[START OF DATA TO PROCESS]
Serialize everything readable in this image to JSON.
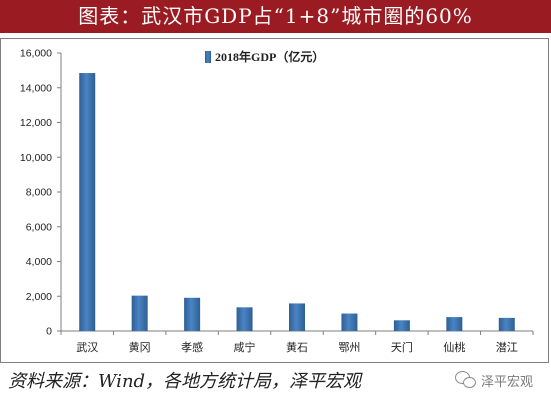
{
  "title": "图表：武汉市GDP占“1+8”城市圈的60%",
  "source": "资料来源：Wind，各地方统计局，泽平宏观",
  "watermark": {
    "text": "泽平宏观",
    "icon": "wechat-icon"
  },
  "colors": {
    "title_band": "#9a1b21",
    "bar": "#4a84c4",
    "bar_dark": "#2e5f93"
  },
  "chart_data": {
    "type": "bar",
    "categories": [
      "武汉",
      "黄冈",
      "孝感",
      "咸宁",
      "黄石",
      "鄂州",
      "天门",
      "仙桃",
      "潜江"
    ],
    "series": [
      {
        "name": "2018年GDP（亿元）",
        "values": [
          14847,
          2035,
          1912,
          1362,
          1587,
          1005,
          616,
          800,
          756
        ]
      }
    ],
    "ylim": [
      0,
      16000
    ],
    "yticks": [
      "0",
      "2,000",
      "4,000",
      "6,000",
      "8,000",
      "10,000",
      "12,000",
      "14,000",
      "16,000"
    ],
    "ytick_values": [
      0,
      2000,
      4000,
      6000,
      8000,
      10000,
      12000,
      14000,
      16000
    ],
    "grid": false,
    "legend_position": "top-center"
  }
}
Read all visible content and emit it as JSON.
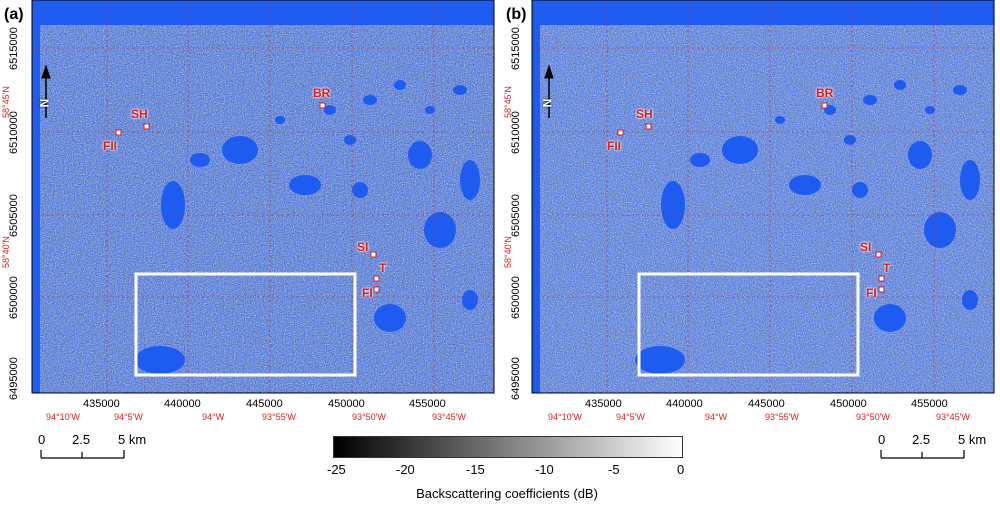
{
  "panels": [
    {
      "label": "(a)",
      "x_ticks": [
        "435000",
        "440000",
        "445000",
        "450000",
        "455000"
      ],
      "y_ticks": [
        "6515000",
        "6510000",
        "6505000",
        "6500000",
        "6495000"
      ],
      "lon_labels": [
        "94°10'W",
        "94°5'W",
        "94°W",
        "93°55'W",
        "93°50'W",
        "93°45'W"
      ],
      "lat_labels": [
        "58°45'N",
        "58°40'N"
      ],
      "sites": [
        "BR",
        "SH",
        "FII",
        "SI",
        "T",
        "FI"
      ],
      "north_label": "N"
    },
    {
      "label": "(b)",
      "x_ticks": [
        "435000",
        "440000",
        "445000",
        "450000",
        "455000"
      ],
      "y_ticks": [
        "6515000",
        "6510000",
        "6505000",
        "6500000",
        "6495000"
      ],
      "lon_labels": [
        "94°10'W",
        "94°5'W",
        "94°W",
        "93°55'W",
        "93°50'W",
        "93°45'W"
      ],
      "lat_labels": [
        "58°45'N",
        "58°40'N"
      ],
      "sites": [
        "BR",
        "SH",
        "FII",
        "SI",
        "T",
        "FI"
      ],
      "north_label": "N"
    }
  ],
  "scalebar": {
    "labels": [
      "0",
      "2.5",
      "5 km"
    ]
  },
  "colorbar": {
    "ticks": [
      "-25",
      "-20",
      "-15",
      "-10",
      "-5",
      "0"
    ],
    "title": "Backscattering coefficients (dB)",
    "colors": {
      "low": "#000000",
      "high": "#ffffff"
    }
  },
  "colors": {
    "water": "#1e5bf0",
    "box": "#ffffff",
    "site": "#e01818",
    "graticule": "#ff3333"
  }
}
[END OF DATA TO PROCESS]
§ **PROBLEM**:
Except for the pictures, give all the material above again verbatim.

§ **EXERCISE OUTPUT**:
Serialize everything readable in this image to JSON.
{
  "title": "图表：武汉市GDP占“1+8”城市圈的60%",
  "source": "资料来源：Wind，各地方统计局，泽平宏观",
  "watermark": {
    "text": "泽平宏观",
    "icon": "wechat-icon"
  },
  "colors": {
    "title_band": "#9a1b21",
    "bar": "#4a84c4",
    "bar_dark": "#2e5f93"
  },
  "chart_data": {
    "type": "bar",
    "categories": [
      "武汉",
      "黄冈",
      "孝感",
      "咸宁",
      "黄石",
      "鄂州",
      "天门",
      "仙桃",
      "潜江"
    ],
    "series": [
      {
        "name": "2018年GDP（亿元）",
        "values": [
          14847,
          2035,
          1912,
          1362,
          1587,
          1005,
          616,
          800,
          756
        ]
      }
    ],
    "ylim": [
      0,
      16000
    ],
    "yticks": [
      "0",
      "2,000",
      "4,000",
      "6,000",
      "8,000",
      "10,000",
      "12,000",
      "14,000",
      "16,000"
    ],
    "ytick_values": [
      0,
      2000,
      4000,
      6000,
      8000,
      10000,
      12000,
      14000,
      16000
    ],
    "grid": false,
    "legend_position": "top-center"
  }
}
Read all visible content and emit it as JSON.
{
  "panels": [
    {
      "label": "(a)",
      "x_ticks": [
        "435000",
        "440000",
        "445000",
        "450000",
        "455000"
      ],
      "y_ticks": [
        "6515000",
        "6510000",
        "6505000",
        "6500000",
        "6495000"
      ],
      "lon_labels": [
        "94°10'W",
        "94°5'W",
        "94°W",
        "93°55'W",
        "93°50'W",
        "93°45'W"
      ],
      "lat_labels": [
        "58°45'N",
        "58°40'N"
      ],
      "sites": [
        "BR",
        "SH",
        "FII",
        "SI",
        "T",
        "FI"
      ],
      "north_label": "N"
    },
    {
      "label": "(b)",
      "x_ticks": [
        "435000",
        "440000",
        "445000",
        "450000",
        "455000"
      ],
      "y_ticks": [
        "6515000",
        "6510000",
        "6505000",
        "6500000",
        "6495000"
      ],
      "lon_labels": [
        "94°10'W",
        "94°5'W",
        "94°W",
        "93°55'W",
        "93°50'W",
        "93°45'W"
      ],
      "lat_labels": [
        "58°45'N",
        "58°40'N"
      ],
      "sites": [
        "BR",
        "SH",
        "FII",
        "SI",
        "T",
        "FI"
      ],
      "north_label": "N"
    }
  ],
  "scalebar": {
    "labels": [
      "0",
      "2.5",
      "5 km"
    ]
  },
  "colorbar": {
    "ticks": [
      "-25",
      "-20",
      "-15",
      "-10",
      "-5",
      "0"
    ],
    "title": "Backscattering coefficients (dB)",
    "colors": {
      "low": "#000000",
      "high": "#ffffff"
    }
  },
  "colors": {
    "water": "#1e5bf0",
    "box": "#ffffff",
    "site": "#e01818",
    "graticule": "#ff3333"
  }
}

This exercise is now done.